Requirement >>
Write out each record below exactly as it appears, with no pictures.

*** Task material

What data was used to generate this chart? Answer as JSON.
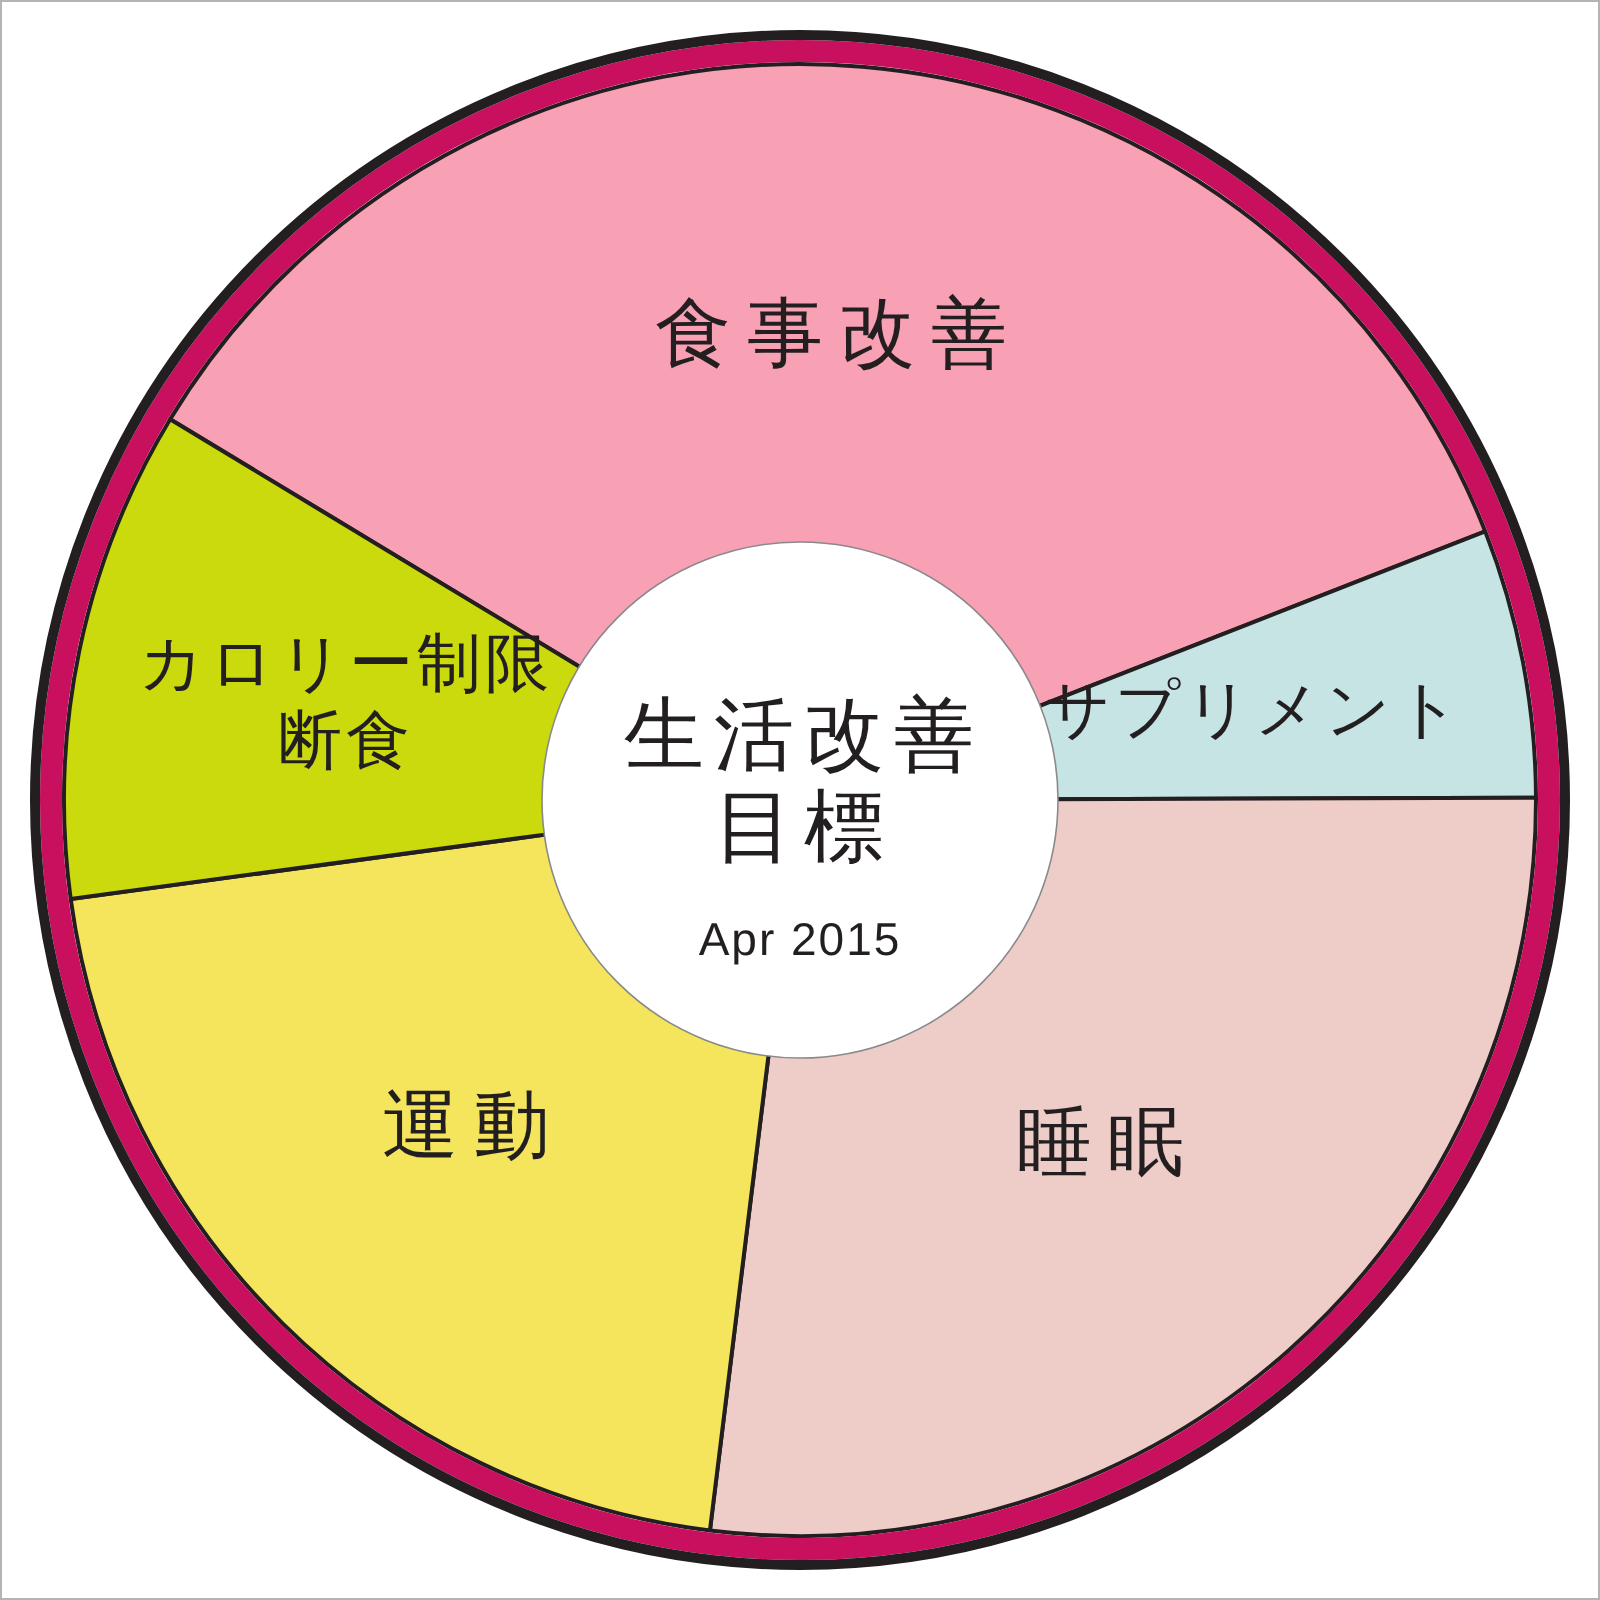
{
  "chart_data": {
    "type": "donut",
    "title": "生活改善目標",
    "subtitle": "Apr 2015",
    "categories": [
      "食事改善",
      "サプリメント",
      "睡眠",
      "運動",
      "カロリー制限断食"
    ],
    "values": [
      35.4,
      5.9,
      27.0,
      20.9,
      10.8
    ],
    "colors": [
      "#f8a0b4",
      "#c6e4e4",
      "#eecdc9",
      "#f4e55d",
      "#cbda0c"
    ]
  }
}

******

Correct result >>
What data was used to generate this chart? Answer as JSON.
{
  "chart_data": {
    "type": "donut",
    "title": "生活改善目標",
    "subtitle": "Apr 2015",
    "categories": [
      "食事改善",
      "サプリメント",
      "睡眠",
      "運動",
      "カロリー制限断食"
    ],
    "values": [
      35.4,
      5.9,
      27.0,
      20.9,
      10.8
    ],
    "colors": [
      "#f8a0b4",
      "#c6e4e4",
      "#eecdc9",
      "#f4e55d",
      "#cbda0c"
    ]
  }
}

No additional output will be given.